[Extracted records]
================================
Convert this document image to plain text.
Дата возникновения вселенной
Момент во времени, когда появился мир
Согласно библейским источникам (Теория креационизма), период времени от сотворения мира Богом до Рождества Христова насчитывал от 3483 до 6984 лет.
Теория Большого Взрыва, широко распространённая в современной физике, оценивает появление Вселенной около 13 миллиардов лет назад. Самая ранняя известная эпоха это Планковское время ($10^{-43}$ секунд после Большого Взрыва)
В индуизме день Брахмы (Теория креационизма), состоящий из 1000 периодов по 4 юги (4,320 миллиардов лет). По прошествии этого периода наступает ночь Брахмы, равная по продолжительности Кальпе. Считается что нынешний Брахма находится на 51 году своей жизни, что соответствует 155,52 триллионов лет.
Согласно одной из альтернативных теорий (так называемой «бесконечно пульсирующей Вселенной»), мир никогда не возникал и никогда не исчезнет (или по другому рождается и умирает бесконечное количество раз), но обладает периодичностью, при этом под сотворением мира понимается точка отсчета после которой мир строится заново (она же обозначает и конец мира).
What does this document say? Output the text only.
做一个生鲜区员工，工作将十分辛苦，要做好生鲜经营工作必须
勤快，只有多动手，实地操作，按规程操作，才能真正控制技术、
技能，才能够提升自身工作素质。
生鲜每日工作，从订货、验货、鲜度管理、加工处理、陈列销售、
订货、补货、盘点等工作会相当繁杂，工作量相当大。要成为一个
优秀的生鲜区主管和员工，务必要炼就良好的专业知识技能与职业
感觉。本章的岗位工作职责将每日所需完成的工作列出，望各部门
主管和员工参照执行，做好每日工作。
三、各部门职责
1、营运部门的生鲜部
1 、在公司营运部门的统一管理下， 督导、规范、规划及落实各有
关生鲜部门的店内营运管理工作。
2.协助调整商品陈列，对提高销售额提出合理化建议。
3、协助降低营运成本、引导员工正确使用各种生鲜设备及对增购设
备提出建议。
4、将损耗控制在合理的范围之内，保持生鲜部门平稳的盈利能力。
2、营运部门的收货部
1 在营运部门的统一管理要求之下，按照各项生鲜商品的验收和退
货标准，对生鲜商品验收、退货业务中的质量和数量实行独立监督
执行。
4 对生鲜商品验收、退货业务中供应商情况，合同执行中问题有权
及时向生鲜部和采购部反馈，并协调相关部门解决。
================================
Reproduce all of the material above word for word.

Convert this document image to plain text.
Дата возникновения вселенной
Момент во времени, когда появился мир
Согласно библейским источникам (Теория креационизма), период времени от сотворения мира Богом до Рождества Христова насчитывал от 3483 до 6984 лет.
Теория Большого Взрыва, широко распространённая в современной физике, оценивает появление Вселенной около 13 миллиардов лет назад. Самая ранняя известная эпоха это Планковское время ($10^{-43}$ секунд после Большого Взрыва)
В индуизме день Брахмы (Теория креационизма), состоящий из 1000 периодов по 4 юги (4,320 миллиардов лет). По прошествии этого периода наступает ночь Брахмы, равная по продолжительности Кальпе. Считается что нынешний Брахма находится на 51 году своей жизни, что соответствует 155,52 триллионов лет.
Согласно одной из альтернативных теорий (так называемой «бесконечно пульсирующей Вселенной»), мир никогда не возникал и никогда не исчезнет (или по другому рождается и умирает бесконечное количество раз), но обладает периодичностью, при этом под сотворением мира понимается точка отсчета после которой мир строится заново (она же обозначает и конец мира).
What does this document say? Output the text only.
做一个生鲜区员工，工作将十分辛苦，要做好生鲜经营工作必须
勤快，只有多动手，实地操作，按规程操作，才能真正控制技术、
技能，才能够提升自身工作素质。
生鲜每日工作，从订货、验货、鲜度管理、加工处理、陈列销售、
订货、补货、盘点等工作会相当繁杂，工作量相当大。要成为一个
优秀的生鲜区主管和员工，务必要炼就良好的专业知识技能与职业
感觉。本章的岗位工作职责将每日所需完成的工作列出，望各部门
主管和员工参照执行，做好每日工作。
三、各部门职责
1、营运部门的生鲜部
1 、在公司营运部门的统一管理下， 督导、规范、规划及落实各有
关生鲜部门的店内营运管理工作。
2.协助调整商品陈列，对提高销售额提出合理化建议。
3、协助降低营运成本、引导员工正确使用各种生鲜设备及对增购设
备提出建议。
4、将损耗控制在合理的范围之内，保持生鲜部门平稳的盈利能力。
2、营运部门的收货部
1 在营运部门的统一管理要求之下，按照各项生鲜商品的验收和退
货标准，对生鲜商品验收、退货业务中的质量和数量实行独立监督
执行。
4 对生鲜商品验收、退货业务中供应商情况，合同执行中问题有权
及时向生鲜部和采购部反馈，并协调相关部门解决。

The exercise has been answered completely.